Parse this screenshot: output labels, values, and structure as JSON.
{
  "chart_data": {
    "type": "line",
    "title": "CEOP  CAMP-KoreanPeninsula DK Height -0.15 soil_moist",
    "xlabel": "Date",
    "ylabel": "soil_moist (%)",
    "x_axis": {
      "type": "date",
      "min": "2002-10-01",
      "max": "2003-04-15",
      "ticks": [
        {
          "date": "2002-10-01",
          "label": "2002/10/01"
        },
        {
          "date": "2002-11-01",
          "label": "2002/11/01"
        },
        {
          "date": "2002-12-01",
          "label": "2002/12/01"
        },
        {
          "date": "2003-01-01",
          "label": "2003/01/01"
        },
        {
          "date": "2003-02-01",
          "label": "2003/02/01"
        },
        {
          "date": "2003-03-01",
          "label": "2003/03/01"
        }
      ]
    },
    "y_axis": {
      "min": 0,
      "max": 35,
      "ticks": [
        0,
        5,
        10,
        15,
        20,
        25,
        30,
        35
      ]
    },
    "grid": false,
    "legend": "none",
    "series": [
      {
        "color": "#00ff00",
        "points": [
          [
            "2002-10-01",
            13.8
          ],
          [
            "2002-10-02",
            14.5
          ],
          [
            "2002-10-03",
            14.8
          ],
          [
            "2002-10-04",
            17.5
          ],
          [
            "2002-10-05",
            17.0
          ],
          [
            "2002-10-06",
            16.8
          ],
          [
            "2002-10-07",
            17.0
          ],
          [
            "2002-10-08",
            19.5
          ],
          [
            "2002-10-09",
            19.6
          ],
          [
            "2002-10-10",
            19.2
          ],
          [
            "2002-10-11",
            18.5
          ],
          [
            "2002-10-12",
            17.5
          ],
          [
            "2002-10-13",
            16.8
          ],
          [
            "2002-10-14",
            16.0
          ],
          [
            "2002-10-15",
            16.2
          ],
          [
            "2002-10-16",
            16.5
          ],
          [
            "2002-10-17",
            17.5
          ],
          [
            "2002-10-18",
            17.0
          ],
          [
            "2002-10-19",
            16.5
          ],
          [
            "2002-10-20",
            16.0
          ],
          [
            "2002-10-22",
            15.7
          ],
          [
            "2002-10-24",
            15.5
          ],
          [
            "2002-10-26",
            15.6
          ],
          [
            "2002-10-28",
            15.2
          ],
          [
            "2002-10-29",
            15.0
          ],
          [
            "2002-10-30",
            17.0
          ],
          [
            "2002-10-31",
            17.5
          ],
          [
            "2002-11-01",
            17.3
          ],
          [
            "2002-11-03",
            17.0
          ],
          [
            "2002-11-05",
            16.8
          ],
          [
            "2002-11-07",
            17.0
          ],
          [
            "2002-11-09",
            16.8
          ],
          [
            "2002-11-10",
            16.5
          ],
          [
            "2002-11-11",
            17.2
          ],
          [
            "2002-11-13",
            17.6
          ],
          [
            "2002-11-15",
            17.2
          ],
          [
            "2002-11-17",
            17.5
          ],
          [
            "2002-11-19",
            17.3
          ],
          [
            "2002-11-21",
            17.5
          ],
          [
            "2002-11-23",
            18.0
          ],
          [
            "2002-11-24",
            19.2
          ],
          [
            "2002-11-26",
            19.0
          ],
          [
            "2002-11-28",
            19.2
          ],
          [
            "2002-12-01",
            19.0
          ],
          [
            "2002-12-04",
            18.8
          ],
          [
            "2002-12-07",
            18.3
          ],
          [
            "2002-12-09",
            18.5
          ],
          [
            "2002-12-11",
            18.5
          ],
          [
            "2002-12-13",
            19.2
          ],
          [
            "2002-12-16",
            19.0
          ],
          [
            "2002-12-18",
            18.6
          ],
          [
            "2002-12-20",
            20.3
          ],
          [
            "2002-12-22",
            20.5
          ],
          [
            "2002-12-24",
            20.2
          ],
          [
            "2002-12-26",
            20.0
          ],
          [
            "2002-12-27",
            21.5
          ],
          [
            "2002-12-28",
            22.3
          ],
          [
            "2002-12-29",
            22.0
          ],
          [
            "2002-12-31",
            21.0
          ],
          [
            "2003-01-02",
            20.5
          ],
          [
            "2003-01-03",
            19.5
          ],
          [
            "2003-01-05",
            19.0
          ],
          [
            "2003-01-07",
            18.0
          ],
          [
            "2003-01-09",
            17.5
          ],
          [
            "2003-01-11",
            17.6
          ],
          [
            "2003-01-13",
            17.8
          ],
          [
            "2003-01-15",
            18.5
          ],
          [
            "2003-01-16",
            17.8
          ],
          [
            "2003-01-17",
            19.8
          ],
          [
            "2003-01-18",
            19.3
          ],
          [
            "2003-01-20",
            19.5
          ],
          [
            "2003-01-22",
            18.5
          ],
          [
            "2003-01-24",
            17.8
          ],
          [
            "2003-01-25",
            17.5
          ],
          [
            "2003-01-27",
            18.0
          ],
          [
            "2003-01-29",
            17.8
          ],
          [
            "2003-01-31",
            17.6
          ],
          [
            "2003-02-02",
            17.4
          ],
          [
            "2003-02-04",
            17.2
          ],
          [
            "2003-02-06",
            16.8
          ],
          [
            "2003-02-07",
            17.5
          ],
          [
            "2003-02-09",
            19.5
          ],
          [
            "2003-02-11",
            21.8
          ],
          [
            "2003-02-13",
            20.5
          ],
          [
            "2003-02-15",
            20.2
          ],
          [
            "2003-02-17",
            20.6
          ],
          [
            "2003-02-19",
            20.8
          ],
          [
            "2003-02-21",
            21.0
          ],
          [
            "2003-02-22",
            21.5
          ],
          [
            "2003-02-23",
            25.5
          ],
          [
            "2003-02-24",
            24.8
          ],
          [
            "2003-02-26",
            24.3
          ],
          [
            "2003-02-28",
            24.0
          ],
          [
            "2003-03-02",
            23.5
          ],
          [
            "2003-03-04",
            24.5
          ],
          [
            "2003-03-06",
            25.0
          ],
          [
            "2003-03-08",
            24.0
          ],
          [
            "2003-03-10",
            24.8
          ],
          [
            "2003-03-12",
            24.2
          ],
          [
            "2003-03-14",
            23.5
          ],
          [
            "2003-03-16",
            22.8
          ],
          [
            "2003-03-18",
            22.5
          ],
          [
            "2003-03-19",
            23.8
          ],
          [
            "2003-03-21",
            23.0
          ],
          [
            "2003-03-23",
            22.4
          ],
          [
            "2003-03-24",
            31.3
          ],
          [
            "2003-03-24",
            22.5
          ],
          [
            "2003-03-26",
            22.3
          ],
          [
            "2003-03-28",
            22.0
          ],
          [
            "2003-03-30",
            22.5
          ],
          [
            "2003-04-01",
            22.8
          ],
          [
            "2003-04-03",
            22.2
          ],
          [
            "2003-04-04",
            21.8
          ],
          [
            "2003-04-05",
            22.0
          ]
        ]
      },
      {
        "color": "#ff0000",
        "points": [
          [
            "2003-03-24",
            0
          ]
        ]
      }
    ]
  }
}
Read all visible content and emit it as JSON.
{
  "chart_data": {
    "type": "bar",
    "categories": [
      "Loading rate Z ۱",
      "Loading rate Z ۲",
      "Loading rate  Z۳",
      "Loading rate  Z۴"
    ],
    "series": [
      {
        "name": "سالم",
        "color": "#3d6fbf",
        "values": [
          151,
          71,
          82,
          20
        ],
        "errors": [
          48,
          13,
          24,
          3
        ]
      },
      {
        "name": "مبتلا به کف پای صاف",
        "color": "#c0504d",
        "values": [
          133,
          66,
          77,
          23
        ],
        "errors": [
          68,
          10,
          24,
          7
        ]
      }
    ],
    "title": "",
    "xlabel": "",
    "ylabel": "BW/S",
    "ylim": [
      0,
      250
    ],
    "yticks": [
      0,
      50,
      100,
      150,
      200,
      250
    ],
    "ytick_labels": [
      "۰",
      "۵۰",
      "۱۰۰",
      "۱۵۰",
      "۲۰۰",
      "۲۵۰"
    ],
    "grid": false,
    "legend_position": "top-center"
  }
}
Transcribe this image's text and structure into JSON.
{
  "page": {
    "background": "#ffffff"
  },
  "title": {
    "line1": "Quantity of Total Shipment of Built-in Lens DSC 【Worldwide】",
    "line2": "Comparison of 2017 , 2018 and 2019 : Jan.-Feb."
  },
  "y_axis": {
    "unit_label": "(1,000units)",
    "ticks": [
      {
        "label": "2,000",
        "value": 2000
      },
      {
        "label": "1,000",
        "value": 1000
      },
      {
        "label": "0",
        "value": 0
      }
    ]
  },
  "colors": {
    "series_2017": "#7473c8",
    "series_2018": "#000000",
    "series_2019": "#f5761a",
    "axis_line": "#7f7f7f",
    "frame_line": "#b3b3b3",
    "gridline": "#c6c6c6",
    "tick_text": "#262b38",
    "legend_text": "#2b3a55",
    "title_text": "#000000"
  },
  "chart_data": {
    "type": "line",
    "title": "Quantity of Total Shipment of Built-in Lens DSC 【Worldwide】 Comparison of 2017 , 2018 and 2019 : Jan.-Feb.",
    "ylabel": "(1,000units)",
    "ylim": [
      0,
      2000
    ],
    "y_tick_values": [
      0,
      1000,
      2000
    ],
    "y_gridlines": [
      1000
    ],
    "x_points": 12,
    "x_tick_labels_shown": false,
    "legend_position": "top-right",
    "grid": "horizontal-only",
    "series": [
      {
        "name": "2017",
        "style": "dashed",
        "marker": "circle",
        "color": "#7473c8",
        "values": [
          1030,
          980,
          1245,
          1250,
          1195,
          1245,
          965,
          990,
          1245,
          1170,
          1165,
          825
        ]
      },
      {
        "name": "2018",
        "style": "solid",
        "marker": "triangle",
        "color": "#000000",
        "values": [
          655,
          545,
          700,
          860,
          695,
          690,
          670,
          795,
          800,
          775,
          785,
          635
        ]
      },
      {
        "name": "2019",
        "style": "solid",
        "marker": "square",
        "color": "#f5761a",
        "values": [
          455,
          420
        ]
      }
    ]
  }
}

· · · · · · ·

**EXERCISE:**
In the material above, find each line that contains the word "name", and select it.

**FULL OUTPUT:**
        "name": "سالم",
        "name": "مبتلا به کف پای صاف",
        "name": "2017",
        "name": "2018",
        "name": "2019",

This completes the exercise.